Exercise aim: Wherever the word "nativos" shows up in a line, please copy that line.

Records for the task:
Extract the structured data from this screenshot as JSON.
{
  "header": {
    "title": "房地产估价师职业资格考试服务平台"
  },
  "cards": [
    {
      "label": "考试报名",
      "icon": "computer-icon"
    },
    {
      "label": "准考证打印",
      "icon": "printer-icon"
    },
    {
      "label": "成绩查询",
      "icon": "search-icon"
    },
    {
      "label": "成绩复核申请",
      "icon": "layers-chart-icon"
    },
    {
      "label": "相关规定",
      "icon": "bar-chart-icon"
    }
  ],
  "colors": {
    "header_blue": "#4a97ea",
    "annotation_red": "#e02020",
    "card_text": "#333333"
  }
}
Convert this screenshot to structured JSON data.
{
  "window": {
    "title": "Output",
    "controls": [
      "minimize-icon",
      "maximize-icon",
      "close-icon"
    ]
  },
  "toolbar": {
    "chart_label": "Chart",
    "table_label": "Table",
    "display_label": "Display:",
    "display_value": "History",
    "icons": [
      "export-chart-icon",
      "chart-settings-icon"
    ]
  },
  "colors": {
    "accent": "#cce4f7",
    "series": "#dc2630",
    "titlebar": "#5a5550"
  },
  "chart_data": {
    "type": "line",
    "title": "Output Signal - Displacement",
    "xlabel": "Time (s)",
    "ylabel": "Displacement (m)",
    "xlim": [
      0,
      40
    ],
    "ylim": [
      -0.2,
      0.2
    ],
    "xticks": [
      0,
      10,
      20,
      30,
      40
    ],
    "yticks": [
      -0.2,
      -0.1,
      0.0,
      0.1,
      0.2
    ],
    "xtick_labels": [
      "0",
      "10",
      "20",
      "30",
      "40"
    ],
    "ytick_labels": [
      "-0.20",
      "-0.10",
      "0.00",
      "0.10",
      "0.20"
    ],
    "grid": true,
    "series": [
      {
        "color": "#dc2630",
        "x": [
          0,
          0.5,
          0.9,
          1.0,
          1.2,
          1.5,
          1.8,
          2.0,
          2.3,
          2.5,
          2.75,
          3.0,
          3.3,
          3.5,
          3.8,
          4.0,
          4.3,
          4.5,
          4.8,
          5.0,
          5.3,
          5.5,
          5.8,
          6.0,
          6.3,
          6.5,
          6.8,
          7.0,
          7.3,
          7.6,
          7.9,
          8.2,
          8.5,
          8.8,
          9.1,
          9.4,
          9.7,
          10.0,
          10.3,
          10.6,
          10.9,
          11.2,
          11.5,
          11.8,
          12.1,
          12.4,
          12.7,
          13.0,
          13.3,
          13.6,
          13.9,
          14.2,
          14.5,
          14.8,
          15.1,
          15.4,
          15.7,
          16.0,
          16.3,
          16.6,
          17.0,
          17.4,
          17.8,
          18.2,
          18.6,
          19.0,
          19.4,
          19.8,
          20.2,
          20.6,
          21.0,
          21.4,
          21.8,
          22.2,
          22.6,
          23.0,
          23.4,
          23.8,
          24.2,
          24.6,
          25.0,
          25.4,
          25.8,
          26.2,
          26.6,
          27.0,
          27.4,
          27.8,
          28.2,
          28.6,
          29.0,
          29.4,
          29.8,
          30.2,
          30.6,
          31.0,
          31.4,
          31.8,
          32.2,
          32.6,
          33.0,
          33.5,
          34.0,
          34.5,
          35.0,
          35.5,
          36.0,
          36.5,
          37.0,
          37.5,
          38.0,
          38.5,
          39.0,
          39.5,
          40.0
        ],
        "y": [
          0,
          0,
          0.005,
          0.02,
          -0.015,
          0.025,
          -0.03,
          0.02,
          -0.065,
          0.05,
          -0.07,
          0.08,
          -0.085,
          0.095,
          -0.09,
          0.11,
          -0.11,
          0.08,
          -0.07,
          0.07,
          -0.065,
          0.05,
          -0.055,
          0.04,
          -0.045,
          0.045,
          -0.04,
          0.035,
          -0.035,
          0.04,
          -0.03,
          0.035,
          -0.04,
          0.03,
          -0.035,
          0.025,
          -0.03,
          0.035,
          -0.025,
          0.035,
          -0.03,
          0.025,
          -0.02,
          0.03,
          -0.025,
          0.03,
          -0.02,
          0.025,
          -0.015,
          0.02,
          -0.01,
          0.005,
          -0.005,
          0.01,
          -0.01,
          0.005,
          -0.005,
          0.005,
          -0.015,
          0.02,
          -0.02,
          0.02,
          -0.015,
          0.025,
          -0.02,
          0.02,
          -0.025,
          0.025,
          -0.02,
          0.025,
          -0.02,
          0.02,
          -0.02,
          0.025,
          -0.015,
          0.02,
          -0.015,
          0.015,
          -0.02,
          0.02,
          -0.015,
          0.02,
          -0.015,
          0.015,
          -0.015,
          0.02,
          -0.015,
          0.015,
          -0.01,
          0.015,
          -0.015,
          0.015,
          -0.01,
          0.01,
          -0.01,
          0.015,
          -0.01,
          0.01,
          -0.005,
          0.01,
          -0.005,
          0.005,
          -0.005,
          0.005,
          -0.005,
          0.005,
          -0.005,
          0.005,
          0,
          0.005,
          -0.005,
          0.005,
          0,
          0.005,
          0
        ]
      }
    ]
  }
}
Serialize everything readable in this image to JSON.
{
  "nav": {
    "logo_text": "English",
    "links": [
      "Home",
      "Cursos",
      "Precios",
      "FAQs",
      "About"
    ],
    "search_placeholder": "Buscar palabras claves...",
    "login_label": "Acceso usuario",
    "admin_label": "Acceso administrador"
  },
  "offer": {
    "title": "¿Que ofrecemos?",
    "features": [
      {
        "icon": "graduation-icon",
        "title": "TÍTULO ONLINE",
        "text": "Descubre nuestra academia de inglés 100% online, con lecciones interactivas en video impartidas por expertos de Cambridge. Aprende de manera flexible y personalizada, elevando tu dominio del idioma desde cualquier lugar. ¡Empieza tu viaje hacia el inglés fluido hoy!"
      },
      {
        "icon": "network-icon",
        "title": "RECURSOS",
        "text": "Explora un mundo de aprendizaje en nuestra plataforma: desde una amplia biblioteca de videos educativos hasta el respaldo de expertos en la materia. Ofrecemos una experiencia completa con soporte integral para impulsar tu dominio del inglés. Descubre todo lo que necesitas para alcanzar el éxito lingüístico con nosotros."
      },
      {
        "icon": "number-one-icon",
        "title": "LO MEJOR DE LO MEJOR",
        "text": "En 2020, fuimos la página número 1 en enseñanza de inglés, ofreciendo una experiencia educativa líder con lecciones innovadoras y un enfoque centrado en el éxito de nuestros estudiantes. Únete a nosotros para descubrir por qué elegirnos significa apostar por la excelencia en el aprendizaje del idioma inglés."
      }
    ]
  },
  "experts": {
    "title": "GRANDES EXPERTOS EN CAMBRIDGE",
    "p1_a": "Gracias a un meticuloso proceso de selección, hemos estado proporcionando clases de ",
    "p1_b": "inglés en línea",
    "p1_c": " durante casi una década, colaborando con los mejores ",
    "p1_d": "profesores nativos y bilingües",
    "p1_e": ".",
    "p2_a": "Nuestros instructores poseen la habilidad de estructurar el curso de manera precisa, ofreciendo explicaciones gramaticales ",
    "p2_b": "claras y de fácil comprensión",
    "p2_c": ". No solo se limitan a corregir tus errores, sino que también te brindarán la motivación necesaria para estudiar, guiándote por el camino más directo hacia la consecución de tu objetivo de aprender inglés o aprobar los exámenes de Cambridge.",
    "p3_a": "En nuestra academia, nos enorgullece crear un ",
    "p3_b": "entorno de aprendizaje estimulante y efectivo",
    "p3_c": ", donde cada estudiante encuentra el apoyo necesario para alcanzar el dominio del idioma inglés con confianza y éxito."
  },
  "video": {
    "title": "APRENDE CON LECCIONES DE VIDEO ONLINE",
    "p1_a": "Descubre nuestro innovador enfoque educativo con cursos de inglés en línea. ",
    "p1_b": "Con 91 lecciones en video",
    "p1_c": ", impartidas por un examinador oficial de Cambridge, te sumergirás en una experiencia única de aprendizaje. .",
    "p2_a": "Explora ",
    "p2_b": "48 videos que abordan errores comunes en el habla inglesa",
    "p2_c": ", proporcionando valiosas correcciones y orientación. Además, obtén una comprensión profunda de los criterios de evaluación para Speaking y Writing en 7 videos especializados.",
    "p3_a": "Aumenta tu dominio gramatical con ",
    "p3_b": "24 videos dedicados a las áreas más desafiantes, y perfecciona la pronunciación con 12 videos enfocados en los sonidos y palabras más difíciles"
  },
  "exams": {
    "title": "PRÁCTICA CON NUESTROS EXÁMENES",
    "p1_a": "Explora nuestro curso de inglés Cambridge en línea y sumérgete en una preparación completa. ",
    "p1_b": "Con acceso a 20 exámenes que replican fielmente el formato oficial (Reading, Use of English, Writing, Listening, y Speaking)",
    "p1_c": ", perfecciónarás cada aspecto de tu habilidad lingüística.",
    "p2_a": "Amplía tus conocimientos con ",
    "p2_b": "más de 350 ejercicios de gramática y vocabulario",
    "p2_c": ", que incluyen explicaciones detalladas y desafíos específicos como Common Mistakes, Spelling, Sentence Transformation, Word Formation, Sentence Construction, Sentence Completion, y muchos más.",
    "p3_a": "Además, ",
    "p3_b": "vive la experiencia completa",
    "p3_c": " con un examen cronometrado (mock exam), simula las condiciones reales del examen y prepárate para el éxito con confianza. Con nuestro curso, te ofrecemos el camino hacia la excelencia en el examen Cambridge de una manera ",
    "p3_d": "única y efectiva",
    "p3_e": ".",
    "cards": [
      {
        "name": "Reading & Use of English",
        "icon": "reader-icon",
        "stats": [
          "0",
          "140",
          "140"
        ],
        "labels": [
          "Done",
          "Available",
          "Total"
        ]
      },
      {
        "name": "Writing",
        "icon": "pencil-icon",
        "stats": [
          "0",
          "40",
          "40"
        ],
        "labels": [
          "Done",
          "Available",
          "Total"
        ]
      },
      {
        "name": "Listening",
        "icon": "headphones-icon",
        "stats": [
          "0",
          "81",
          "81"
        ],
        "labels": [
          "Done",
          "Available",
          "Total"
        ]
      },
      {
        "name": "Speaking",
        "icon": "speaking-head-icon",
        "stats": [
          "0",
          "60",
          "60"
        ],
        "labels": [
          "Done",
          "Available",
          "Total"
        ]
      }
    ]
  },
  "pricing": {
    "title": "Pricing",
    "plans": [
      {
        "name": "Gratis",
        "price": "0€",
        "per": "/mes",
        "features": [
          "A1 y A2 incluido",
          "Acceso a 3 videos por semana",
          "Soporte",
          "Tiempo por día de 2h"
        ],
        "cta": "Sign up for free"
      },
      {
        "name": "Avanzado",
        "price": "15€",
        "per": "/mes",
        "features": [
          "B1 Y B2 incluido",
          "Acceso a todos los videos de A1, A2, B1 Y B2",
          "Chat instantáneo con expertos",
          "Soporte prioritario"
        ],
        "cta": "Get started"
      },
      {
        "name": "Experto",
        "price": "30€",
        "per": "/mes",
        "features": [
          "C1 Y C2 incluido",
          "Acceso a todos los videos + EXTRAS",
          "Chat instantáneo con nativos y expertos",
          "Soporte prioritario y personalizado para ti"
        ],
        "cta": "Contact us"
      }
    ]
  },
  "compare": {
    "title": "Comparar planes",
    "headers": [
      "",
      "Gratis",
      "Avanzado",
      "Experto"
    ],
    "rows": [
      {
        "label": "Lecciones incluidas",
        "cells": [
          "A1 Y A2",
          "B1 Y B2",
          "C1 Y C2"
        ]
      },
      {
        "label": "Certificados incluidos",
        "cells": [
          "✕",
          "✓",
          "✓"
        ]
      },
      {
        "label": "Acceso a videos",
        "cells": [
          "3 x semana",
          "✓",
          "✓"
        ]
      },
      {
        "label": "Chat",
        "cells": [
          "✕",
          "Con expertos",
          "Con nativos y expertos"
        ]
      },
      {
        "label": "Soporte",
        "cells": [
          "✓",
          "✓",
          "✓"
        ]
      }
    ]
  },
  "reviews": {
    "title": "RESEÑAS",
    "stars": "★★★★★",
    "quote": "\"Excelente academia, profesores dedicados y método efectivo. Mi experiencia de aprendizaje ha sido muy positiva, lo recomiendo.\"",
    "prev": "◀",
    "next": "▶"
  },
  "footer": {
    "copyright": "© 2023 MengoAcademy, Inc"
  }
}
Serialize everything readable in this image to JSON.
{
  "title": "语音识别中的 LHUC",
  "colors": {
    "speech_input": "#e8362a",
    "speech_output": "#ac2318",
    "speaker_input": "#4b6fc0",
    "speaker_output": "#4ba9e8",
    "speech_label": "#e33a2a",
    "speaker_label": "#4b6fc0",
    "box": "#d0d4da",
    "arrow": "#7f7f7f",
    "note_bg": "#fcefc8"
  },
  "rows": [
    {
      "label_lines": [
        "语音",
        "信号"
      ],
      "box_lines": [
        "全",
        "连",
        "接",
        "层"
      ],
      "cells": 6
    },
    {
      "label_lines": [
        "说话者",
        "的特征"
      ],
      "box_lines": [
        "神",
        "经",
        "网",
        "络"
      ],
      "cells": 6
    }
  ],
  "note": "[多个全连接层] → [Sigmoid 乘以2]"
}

Solution for this task:
    "p1_d": "profesores nativos y bilingües",
          "Chat instantáneo con nativos y expertos",
          "Con nativos y expertos"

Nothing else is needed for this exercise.